PROVIDED RECORDS ▸
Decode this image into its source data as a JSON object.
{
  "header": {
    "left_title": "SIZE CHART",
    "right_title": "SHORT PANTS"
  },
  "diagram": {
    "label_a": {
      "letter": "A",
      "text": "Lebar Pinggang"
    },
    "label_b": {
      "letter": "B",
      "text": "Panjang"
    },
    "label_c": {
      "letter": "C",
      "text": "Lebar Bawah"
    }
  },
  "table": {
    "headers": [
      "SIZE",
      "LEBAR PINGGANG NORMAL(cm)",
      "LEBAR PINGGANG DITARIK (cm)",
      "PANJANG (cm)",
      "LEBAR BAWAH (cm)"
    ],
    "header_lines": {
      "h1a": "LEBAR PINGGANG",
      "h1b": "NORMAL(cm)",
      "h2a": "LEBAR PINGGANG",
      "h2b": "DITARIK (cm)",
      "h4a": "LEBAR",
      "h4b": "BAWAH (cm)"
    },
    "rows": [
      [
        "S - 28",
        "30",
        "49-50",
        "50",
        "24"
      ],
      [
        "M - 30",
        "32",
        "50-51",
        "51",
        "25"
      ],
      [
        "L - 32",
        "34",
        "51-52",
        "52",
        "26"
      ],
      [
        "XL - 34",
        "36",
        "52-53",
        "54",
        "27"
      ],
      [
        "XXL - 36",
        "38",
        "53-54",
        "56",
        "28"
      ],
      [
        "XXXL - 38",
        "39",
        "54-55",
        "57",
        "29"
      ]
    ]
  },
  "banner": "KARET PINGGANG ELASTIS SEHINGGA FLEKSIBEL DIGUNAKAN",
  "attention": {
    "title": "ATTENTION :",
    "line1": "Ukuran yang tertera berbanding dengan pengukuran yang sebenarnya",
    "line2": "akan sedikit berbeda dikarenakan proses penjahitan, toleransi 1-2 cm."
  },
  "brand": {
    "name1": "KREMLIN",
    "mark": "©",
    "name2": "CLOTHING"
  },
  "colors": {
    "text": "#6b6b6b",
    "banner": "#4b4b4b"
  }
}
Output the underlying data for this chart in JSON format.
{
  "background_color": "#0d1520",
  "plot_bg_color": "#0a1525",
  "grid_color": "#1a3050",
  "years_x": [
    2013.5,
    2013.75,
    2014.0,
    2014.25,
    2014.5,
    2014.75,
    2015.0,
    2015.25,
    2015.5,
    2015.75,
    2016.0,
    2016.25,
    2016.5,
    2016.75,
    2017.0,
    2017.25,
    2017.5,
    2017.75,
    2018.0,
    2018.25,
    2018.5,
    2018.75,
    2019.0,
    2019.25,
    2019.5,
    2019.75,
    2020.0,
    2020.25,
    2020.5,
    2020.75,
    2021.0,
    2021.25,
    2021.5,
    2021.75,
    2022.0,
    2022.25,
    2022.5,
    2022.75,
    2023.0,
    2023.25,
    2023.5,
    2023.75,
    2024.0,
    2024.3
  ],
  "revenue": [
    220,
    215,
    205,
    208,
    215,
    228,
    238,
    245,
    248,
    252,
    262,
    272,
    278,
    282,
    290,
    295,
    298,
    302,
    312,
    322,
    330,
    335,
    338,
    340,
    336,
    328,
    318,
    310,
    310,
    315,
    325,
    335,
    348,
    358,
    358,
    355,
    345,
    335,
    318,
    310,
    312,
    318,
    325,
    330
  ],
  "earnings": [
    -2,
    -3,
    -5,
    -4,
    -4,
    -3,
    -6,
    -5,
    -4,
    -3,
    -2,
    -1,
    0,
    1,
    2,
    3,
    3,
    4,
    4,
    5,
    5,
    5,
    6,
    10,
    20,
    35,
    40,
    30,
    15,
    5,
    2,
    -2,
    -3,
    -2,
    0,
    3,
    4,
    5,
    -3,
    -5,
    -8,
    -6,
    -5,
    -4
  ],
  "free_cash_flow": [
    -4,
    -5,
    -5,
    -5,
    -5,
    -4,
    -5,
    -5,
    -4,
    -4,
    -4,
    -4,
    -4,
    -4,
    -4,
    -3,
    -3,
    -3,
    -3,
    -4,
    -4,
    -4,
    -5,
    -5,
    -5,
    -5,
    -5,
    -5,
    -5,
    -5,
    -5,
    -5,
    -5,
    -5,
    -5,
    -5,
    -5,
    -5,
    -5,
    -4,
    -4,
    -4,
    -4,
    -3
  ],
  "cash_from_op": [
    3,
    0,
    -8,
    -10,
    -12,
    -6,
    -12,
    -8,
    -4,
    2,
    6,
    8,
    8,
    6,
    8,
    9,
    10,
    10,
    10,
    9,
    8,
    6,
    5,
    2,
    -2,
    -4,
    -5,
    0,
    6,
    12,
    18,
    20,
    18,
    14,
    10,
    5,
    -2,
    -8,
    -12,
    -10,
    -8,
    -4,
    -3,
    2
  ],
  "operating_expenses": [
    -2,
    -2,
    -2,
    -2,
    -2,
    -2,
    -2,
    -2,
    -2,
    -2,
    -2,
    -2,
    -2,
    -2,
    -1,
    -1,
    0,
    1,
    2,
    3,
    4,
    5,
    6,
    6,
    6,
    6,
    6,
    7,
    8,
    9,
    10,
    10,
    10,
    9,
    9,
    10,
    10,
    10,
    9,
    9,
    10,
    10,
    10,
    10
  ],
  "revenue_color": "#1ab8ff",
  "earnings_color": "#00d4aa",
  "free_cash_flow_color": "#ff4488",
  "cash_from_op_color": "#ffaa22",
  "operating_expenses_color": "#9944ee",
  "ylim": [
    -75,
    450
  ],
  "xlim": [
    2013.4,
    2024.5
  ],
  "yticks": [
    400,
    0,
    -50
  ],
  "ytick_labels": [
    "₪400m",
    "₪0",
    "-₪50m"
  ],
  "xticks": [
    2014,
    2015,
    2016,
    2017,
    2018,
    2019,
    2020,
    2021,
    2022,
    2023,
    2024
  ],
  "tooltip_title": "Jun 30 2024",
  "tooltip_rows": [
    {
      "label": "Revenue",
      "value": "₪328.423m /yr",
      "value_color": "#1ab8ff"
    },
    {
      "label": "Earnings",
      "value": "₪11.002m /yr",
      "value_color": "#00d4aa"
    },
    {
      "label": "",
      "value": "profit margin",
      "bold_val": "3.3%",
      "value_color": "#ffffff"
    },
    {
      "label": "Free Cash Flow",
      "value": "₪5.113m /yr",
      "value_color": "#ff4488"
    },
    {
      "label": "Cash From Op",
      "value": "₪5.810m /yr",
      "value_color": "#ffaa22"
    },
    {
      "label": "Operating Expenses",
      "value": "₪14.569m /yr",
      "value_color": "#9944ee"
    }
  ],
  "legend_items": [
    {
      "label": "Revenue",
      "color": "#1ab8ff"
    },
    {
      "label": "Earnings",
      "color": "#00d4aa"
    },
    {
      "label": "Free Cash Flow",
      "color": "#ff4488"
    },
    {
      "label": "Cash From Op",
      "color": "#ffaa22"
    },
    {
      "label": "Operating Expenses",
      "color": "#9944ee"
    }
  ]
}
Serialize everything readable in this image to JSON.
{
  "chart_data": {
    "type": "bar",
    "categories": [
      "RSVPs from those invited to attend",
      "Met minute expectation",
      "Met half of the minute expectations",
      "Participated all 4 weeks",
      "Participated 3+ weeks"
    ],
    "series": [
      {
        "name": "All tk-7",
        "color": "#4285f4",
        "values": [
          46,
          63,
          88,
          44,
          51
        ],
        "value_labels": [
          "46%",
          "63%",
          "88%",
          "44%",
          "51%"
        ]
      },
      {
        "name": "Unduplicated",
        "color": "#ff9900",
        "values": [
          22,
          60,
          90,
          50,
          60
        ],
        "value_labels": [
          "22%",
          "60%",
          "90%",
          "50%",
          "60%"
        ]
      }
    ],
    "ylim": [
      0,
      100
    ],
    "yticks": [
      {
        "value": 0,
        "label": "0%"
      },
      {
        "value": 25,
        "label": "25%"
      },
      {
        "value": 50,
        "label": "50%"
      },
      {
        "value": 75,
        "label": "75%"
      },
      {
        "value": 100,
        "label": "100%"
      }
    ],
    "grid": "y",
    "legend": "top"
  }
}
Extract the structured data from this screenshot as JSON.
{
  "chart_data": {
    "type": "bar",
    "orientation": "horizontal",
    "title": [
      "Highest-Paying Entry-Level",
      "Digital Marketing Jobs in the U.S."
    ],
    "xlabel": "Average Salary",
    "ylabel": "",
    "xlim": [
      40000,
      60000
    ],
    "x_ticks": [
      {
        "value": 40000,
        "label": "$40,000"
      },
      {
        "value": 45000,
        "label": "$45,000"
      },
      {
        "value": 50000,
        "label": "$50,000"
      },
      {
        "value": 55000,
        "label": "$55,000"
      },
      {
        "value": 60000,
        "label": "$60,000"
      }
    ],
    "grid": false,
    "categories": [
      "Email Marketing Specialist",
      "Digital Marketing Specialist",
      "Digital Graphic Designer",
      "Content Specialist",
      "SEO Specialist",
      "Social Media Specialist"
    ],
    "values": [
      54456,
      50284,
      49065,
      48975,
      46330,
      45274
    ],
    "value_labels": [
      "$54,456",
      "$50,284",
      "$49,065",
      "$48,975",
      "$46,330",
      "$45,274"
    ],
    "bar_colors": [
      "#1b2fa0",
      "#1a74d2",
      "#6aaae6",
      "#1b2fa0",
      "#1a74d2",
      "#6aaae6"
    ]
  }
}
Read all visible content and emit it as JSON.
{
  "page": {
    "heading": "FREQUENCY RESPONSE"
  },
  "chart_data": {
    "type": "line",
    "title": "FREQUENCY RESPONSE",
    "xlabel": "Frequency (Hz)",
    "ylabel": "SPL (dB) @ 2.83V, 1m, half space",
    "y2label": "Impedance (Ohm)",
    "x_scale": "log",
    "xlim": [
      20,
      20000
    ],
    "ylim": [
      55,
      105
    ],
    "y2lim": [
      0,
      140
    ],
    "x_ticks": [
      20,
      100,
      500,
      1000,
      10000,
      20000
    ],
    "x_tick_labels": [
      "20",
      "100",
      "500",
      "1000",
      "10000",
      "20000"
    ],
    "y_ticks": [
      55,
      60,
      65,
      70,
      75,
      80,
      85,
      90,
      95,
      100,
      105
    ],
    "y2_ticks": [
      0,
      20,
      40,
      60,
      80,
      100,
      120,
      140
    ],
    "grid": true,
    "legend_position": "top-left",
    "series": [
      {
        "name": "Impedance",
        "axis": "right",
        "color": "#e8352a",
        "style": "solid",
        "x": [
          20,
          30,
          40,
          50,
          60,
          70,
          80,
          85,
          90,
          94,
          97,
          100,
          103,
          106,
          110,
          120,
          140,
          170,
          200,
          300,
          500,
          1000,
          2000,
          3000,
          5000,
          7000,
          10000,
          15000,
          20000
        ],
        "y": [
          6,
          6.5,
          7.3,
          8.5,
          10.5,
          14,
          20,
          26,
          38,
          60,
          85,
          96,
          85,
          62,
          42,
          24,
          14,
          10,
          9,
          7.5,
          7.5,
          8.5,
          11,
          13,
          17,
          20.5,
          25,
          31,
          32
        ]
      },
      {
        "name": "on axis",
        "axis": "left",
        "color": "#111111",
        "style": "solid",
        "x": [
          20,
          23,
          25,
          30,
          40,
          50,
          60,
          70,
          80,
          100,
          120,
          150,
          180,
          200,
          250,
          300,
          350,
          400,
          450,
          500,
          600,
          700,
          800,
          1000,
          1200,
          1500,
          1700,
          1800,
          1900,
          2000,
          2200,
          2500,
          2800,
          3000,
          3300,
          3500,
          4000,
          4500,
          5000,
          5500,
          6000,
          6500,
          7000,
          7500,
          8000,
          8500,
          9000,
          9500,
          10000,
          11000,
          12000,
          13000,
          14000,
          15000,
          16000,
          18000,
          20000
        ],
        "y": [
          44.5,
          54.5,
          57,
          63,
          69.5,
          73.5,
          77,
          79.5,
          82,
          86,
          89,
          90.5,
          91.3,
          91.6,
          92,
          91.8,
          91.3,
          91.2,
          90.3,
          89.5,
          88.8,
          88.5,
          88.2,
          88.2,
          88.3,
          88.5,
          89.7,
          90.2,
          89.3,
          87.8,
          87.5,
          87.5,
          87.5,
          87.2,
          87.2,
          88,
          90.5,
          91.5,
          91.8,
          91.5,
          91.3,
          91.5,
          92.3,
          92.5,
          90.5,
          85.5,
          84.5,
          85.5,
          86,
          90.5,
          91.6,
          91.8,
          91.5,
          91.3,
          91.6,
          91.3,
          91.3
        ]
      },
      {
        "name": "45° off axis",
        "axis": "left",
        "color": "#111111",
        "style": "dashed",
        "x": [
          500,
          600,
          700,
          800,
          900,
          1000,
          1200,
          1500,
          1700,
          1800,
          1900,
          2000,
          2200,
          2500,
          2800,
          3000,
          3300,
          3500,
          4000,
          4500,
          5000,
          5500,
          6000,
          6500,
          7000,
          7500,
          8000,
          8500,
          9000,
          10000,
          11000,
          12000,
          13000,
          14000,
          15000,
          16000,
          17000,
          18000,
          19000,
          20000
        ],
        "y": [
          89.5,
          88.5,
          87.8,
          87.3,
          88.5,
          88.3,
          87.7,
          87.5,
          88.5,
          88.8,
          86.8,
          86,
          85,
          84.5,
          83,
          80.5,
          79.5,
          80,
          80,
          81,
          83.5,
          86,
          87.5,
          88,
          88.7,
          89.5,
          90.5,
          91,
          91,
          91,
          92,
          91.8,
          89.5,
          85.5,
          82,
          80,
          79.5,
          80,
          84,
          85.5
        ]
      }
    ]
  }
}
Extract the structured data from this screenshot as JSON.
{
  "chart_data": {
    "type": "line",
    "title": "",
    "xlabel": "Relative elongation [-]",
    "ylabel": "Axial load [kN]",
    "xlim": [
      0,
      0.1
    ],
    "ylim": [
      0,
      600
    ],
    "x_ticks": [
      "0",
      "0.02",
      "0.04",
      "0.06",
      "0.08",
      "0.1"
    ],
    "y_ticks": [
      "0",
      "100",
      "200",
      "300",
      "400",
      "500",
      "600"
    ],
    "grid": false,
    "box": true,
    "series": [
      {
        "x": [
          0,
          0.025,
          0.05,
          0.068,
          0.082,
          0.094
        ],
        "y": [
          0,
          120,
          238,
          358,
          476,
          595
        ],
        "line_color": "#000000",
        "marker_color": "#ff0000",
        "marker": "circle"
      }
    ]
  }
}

JOB ▸
Count the lines of the material that include the word "half", then state only the total.

TASK OUTPUT ▸
2